→ **Work to complete**
Copy every line, leaving nothing out and adding nothing.

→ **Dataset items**

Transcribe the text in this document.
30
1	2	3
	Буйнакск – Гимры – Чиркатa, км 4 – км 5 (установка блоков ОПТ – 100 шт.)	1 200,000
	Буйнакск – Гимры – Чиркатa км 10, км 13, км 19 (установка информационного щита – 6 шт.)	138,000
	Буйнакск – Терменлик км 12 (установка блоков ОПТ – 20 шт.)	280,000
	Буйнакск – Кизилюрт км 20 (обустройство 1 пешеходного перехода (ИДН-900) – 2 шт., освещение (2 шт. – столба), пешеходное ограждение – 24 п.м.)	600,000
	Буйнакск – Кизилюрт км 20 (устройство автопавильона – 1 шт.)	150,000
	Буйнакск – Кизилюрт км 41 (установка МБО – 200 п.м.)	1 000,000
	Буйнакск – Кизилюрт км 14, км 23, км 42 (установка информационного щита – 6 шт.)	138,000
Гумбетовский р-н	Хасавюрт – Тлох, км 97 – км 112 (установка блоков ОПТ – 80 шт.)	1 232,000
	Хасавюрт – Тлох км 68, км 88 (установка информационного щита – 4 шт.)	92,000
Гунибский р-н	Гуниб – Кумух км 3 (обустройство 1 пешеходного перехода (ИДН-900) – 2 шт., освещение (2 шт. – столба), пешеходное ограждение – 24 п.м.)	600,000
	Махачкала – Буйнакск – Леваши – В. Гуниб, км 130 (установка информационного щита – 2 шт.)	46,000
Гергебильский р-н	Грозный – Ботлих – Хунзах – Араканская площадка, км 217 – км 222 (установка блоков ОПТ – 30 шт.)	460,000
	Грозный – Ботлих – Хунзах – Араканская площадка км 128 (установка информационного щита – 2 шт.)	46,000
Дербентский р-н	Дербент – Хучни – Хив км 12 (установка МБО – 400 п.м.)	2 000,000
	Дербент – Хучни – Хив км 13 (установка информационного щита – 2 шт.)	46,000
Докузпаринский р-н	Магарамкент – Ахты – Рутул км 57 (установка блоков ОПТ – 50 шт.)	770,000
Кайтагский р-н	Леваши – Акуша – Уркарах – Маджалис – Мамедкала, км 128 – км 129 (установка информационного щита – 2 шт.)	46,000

→ **Correct output**
Transcribe the text in this document.
30
1	2	3
	Буйнакск – Гимры – Чиркатa, км 4 – км 5 (установка блоков ОПТ – 100 шт.)	1 200,000
	Буйнакск – Гимры – Чиркатa км 10, км 13, км 19 (установка информационного щита – 6 шт.)	138,000
	Буйнакск – Терменлик км 12 (установка блоков ОПТ – 20 шт.)	280,000
	Буйнакск – Кизилюрт км 20 (обустройство 1 пешеходного перехода (ИДН-900) – 2 шт., освещение (2 шт. – столба), пешеходное ограждение – 24 п.м.)	600,000
	Буйнакск – Кизилюрт км 20 (устройство автопавильона – 1 шт.)	150,000
	Буйнакск – Кизилюрт км 41 (установка МБО – 200 п.м.)	1 000,000
	Буйнакск – Кизилюрт км 14, км 23, км 42 (установка информационного щита – 6 шт.)	138,000
Гумбетовский р-н	Хасавюрт – Тлох, км 97 – км 112 (установка блоков ОПТ – 80 шт.)	1 232,000
	Хасавюрт – Тлох км 68, км 88 (установка информационного щита – 4 шт.)	92,000
Гунибский р-н	Гуниб – Кумух км 3 (обустройство 1 пешеходного перехода (ИДН-900) – 2 шт., освещение (2 шт. – столба), пешеходное ограждение – 24 п.м.)	600,000
	Махачкала – Буйнакск – Леваши – В. Гуниб, км 130 (установка информационного щита – 2 шт.)	46,000
Гергебильский р-н	Грозный – Ботлих – Хунзах – Араканская площадка, км 217 – км 222 (установка блоков ОПТ – 30 шт.)	460,000
	Грозный – Ботлих – Хунзах – Араканская площадка км 128 (установка информационного щита – 2 шт.)	46,000
Дербентский р-н	Дербент – Хучни – Хив км 12 (установка МБО – 400 п.м.)	2 000,000
	Дербент – Хучни – Хив км 13 (установка информационного щита – 2 шт.)	46,000
Докузпаринский р-н	Магарамкент – Ахты – Рутул км 57 (установка блоков ОПТ – 50 шт.)	770,000
Кайтагский р-н	Леваши – Акуша – Уркарах – Маджалис – Мамедкала, км 128 – км 129 (установка информационного щита – 2 шт.)	46,000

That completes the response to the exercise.